WHAT IS EXPECTED →
All the data should come back exactly as it was given.

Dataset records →
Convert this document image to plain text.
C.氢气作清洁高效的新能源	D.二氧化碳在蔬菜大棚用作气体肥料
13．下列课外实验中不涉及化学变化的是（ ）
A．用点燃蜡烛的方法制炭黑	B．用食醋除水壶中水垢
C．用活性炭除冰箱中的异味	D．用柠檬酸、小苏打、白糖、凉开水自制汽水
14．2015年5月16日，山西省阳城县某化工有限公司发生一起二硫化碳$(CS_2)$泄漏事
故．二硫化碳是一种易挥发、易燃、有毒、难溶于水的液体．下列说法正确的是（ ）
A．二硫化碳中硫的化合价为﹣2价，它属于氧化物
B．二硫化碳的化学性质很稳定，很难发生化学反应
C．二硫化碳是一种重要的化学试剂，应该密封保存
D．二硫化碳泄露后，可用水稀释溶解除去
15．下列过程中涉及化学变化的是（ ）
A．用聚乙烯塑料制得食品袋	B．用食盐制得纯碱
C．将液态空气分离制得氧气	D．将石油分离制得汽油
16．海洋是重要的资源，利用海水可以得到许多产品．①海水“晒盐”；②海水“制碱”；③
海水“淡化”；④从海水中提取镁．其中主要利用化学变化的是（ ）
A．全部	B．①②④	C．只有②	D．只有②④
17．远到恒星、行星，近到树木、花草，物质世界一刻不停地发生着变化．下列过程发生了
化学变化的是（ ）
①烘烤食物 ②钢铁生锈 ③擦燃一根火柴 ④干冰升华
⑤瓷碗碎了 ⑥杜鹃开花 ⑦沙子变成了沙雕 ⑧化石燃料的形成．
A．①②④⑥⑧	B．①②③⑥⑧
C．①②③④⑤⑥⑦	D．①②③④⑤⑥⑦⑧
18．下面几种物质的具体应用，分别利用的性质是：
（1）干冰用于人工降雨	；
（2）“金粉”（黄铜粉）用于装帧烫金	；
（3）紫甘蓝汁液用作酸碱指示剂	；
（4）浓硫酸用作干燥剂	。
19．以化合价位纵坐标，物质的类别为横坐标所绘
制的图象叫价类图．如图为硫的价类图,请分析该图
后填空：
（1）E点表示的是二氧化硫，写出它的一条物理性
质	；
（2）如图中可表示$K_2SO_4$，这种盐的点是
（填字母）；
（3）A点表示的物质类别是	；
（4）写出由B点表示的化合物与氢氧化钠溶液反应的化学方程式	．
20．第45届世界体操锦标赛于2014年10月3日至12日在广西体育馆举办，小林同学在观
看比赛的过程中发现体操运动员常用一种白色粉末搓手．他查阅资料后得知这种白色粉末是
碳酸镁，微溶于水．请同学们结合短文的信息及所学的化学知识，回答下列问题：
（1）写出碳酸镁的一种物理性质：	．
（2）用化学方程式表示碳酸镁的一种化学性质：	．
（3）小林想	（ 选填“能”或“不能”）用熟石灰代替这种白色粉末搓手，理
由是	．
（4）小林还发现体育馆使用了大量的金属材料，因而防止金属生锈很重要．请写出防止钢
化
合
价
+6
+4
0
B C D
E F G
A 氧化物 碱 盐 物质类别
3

SOLUTION FOR THIS PROBLEM →
Convert this document image to plain text.
C.氢气作清洁高效的新能源	D.二氧化碳在蔬菜大棚用作气体肥料
13．下列课外实验中不涉及化学变化的是（ ）
A．用点燃蜡烛的方法制炭黑	B．用食醋除水壶中水垢
C．用活性炭除冰箱中的异味	D．用柠檬酸、小苏打、白糖、凉开水自制汽水
14．2015年5月16日，山西省阳城县某化工有限公司发生一起二硫化碳$(CS_2)$泄漏事
故．二硫化碳是一种易挥发、易燃、有毒、难溶于水的液体．下列说法正确的是（ ）
A．二硫化碳中硫的化合价为﹣2价，它属于氧化物
B．二硫化碳的化学性质很稳定，很难发生化学反应
C．二硫化碳是一种重要的化学试剂，应该密封保存
D．二硫化碳泄露后，可用水稀释溶解除去
15．下列过程中涉及化学变化的是（ ）
A．用聚乙烯塑料制得食品袋	B．用食盐制得纯碱
C．将液态空气分离制得氧气	D．将石油分离制得汽油
16．海洋是重要的资源，利用海水可以得到许多产品．①海水“晒盐”；②海水“制碱”；③
海水“淡化”；④从海水中提取镁．其中主要利用化学变化的是（ ）
A．全部	B．①②④	C．只有②	D．只有②④
17．远到恒星、行星，近到树木、花草，物质世界一刻不停地发生着变化．下列过程发生了
化学变化的是（ ）
①烘烤食物 ②钢铁生锈 ③擦燃一根火柴 ④干冰升华
⑤瓷碗碎了 ⑥杜鹃开花 ⑦沙子变成了沙雕 ⑧化石燃料的形成．
A．①②④⑥⑧	B．①②③⑥⑧
C．①②③④⑤⑥⑦	D．①②③④⑤⑥⑦⑧
18．下面几种物质的具体应用，分别利用的性质是：
（1）干冰用于人工降雨	；
（2）“金粉”（黄铜粉）用于装帧烫金	；
（3）紫甘蓝汁液用作酸碱指示剂	；
（4）浓硫酸用作干燥剂	。
19．以化合价位纵坐标，物质的类别为横坐标所绘
制的图象叫价类图．如图为硫的价类图,请分析该图
后填空：
（1）E点表示的是二氧化硫，写出它的一条物理性
质	；
（2）如图中可表示$K_2SO_4$，这种盐的点是
（填字母）；
（3）A点表示的物质类别是	；
（4）写出由B点表示的化合物与氢氧化钠溶液反应的化学方程式	．
20．第45届世界体操锦标赛于2014年10月3日至12日在广西体育馆举办，小林同学在观
看比赛的过程中发现体操运动员常用一种白色粉末搓手．他查阅资料后得知这种白色粉末是
碳酸镁，微溶于水．请同学们结合短文的信息及所学的化学知识，回答下列问题：
（1）写出碳酸镁的一种物理性质：	．
（2）用化学方程式表示碳酸镁的一种化学性质：	．
（3）小林想	（ 选填“能”或“不能”）用熟石灰代替这种白色粉末搓手，理
由是	．
（4）小林还发现体育馆使用了大量的金属材料，因而防止金属生锈很重要．请写出防止钢
化
合
价
+6
+4
0
B C D
E F G
A 氧化物 碱 盐 物质类别
3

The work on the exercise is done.